» Data records:
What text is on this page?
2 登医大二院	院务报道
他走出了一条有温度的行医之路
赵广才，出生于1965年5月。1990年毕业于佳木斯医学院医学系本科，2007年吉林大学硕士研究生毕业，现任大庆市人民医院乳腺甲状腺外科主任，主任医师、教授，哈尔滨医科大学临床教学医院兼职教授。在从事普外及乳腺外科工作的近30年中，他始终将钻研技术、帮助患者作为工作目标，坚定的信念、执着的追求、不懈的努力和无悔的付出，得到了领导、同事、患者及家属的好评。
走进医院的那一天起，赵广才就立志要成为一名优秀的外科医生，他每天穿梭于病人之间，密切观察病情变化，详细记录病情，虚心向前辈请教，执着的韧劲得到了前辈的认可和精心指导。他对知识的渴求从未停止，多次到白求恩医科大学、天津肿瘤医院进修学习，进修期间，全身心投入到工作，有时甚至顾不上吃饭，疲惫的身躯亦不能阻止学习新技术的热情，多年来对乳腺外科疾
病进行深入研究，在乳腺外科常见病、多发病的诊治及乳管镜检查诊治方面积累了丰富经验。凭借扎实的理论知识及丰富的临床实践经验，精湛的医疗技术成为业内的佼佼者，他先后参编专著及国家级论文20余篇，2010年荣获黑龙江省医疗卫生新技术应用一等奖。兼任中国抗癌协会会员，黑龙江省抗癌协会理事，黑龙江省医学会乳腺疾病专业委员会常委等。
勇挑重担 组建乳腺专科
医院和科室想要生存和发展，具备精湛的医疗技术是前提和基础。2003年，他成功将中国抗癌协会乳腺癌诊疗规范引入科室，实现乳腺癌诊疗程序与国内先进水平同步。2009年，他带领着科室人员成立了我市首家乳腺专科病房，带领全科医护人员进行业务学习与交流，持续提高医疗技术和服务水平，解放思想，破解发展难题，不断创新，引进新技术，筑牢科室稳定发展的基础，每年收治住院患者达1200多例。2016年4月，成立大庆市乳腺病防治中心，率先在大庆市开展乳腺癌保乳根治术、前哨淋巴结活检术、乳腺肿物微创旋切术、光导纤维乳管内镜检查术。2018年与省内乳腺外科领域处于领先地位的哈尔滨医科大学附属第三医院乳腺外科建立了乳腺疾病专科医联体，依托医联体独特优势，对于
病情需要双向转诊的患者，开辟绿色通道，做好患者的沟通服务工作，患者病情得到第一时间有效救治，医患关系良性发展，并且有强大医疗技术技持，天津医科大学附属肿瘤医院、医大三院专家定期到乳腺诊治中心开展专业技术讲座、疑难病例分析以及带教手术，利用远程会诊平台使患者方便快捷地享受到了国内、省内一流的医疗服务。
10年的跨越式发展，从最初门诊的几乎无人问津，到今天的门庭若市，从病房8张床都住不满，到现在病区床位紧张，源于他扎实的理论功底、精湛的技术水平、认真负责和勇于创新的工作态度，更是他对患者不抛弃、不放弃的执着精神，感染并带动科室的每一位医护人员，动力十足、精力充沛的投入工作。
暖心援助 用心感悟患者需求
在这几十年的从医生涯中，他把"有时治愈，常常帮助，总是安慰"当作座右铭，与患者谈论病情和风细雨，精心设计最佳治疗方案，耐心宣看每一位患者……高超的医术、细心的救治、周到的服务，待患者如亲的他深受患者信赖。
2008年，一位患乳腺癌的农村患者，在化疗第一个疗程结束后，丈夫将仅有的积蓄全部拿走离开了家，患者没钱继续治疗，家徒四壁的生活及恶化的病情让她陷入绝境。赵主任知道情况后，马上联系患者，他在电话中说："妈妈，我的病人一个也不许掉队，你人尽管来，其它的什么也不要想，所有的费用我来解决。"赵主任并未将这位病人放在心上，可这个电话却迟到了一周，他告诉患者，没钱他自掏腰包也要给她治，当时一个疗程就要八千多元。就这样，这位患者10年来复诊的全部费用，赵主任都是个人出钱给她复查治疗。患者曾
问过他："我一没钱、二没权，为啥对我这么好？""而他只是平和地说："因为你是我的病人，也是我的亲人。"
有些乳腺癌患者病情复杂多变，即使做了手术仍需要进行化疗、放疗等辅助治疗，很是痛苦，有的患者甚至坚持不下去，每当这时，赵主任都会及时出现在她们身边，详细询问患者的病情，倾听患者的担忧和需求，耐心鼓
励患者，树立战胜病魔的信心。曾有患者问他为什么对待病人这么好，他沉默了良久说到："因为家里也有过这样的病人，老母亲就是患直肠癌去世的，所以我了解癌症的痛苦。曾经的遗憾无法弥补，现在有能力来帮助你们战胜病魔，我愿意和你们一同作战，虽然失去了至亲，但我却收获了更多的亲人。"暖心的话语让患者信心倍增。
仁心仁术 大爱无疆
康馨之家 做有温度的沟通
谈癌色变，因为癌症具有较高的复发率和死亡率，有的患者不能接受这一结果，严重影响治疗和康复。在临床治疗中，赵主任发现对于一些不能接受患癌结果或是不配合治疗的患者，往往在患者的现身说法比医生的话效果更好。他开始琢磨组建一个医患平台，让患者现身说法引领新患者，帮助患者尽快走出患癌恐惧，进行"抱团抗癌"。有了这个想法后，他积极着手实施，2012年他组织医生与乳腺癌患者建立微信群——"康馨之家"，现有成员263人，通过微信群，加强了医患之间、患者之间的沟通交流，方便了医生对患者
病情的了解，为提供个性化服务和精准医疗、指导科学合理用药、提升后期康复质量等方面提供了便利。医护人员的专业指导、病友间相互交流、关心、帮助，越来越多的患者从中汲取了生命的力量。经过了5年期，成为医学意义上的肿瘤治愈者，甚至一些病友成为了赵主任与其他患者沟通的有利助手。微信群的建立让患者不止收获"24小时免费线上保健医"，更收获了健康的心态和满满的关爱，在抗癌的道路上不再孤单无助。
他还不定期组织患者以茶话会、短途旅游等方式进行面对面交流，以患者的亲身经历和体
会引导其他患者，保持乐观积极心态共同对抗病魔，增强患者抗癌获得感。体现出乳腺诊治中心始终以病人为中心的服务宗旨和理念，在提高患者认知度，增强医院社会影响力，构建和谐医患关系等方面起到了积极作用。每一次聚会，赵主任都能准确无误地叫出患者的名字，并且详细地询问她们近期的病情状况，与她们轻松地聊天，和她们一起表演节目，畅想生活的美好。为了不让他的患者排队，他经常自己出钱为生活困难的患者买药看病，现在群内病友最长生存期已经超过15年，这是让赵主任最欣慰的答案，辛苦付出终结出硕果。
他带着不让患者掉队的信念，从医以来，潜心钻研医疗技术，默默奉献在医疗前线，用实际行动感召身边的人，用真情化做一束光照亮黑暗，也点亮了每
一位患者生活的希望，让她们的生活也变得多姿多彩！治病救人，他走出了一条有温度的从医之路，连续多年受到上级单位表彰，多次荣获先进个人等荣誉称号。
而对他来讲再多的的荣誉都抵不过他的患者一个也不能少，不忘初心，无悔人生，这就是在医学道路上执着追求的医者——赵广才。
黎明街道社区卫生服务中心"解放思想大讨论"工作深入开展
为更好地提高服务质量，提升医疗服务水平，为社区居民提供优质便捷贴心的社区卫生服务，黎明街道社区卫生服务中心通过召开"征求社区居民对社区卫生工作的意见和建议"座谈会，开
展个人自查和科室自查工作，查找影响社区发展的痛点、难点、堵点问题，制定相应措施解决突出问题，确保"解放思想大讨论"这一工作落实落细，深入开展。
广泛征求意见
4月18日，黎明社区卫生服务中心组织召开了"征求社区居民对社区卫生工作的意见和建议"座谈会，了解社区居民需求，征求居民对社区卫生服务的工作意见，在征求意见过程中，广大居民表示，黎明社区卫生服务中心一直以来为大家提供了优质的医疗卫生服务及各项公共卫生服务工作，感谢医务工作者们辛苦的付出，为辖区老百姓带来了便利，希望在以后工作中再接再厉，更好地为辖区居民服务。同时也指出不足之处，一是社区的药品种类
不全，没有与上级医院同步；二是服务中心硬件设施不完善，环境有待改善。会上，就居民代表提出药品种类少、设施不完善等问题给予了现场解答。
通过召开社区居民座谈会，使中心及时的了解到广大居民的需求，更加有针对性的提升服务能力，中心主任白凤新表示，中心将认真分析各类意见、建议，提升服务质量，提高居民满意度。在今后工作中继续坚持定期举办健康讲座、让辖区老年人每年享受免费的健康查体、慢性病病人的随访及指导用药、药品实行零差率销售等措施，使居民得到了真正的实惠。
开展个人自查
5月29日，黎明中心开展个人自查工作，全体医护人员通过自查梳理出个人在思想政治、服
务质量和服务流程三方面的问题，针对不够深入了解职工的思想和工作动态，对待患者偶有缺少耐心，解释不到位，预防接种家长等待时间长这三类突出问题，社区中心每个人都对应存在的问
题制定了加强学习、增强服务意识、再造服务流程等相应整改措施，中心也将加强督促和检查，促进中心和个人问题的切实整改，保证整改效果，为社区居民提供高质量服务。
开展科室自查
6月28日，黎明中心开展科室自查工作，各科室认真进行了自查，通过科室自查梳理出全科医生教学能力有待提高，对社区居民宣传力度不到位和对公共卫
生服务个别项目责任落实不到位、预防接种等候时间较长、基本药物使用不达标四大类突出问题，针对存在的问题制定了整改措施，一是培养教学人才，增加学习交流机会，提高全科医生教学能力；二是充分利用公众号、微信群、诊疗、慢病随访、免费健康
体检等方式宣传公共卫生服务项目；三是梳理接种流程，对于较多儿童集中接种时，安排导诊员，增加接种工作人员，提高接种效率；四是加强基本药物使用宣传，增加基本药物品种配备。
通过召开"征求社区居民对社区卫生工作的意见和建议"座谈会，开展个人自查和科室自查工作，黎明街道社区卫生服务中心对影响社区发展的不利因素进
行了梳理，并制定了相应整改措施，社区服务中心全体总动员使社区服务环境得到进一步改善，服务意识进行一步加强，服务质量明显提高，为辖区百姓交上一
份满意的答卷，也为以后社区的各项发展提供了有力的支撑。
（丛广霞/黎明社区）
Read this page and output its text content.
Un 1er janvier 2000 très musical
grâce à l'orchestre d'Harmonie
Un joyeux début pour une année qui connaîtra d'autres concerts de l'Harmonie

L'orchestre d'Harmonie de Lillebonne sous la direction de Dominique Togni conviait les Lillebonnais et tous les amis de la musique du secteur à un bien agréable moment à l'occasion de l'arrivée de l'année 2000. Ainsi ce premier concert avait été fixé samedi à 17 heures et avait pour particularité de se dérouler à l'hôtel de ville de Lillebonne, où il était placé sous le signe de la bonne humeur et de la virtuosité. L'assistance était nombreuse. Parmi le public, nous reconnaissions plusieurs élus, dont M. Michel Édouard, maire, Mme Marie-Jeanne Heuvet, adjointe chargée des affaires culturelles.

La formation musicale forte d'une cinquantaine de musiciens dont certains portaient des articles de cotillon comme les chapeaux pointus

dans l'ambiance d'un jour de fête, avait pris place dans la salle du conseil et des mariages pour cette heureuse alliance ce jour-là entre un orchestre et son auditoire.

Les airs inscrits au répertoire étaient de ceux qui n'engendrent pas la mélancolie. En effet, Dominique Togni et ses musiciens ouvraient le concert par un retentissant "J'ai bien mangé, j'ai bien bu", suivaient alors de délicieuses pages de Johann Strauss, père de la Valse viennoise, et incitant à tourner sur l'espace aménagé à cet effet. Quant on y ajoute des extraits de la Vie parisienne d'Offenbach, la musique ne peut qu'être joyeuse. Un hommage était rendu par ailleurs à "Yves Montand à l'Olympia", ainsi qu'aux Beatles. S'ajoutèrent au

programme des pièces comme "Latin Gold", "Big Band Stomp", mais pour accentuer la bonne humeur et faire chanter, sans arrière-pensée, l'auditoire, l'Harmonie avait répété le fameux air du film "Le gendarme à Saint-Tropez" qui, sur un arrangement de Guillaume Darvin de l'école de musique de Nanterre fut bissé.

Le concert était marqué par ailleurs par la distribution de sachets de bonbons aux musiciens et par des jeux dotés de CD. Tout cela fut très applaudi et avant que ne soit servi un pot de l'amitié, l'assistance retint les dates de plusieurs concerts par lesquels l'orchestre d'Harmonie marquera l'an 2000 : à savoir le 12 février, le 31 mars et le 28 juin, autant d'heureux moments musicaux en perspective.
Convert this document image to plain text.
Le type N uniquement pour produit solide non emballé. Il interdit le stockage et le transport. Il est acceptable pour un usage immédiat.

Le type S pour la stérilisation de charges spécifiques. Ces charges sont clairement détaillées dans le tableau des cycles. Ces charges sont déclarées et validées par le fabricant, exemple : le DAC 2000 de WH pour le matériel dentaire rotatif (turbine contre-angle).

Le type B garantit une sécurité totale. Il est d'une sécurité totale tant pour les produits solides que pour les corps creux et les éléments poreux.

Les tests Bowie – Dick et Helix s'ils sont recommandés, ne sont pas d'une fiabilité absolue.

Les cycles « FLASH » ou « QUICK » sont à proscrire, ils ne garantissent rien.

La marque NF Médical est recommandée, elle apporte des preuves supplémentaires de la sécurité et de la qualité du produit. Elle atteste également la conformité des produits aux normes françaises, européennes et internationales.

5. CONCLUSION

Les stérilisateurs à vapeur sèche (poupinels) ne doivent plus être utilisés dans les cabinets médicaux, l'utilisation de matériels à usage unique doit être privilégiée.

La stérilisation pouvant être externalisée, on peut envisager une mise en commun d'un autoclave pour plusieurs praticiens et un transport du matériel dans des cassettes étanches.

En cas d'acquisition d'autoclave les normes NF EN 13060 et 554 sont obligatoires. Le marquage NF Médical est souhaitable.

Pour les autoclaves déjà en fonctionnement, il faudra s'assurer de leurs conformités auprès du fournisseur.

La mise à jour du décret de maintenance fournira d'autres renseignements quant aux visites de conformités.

» Aim:
What is the number of lines in the listing that contain the string "autres"? Reply with that number alone.

» Exercise answer:
2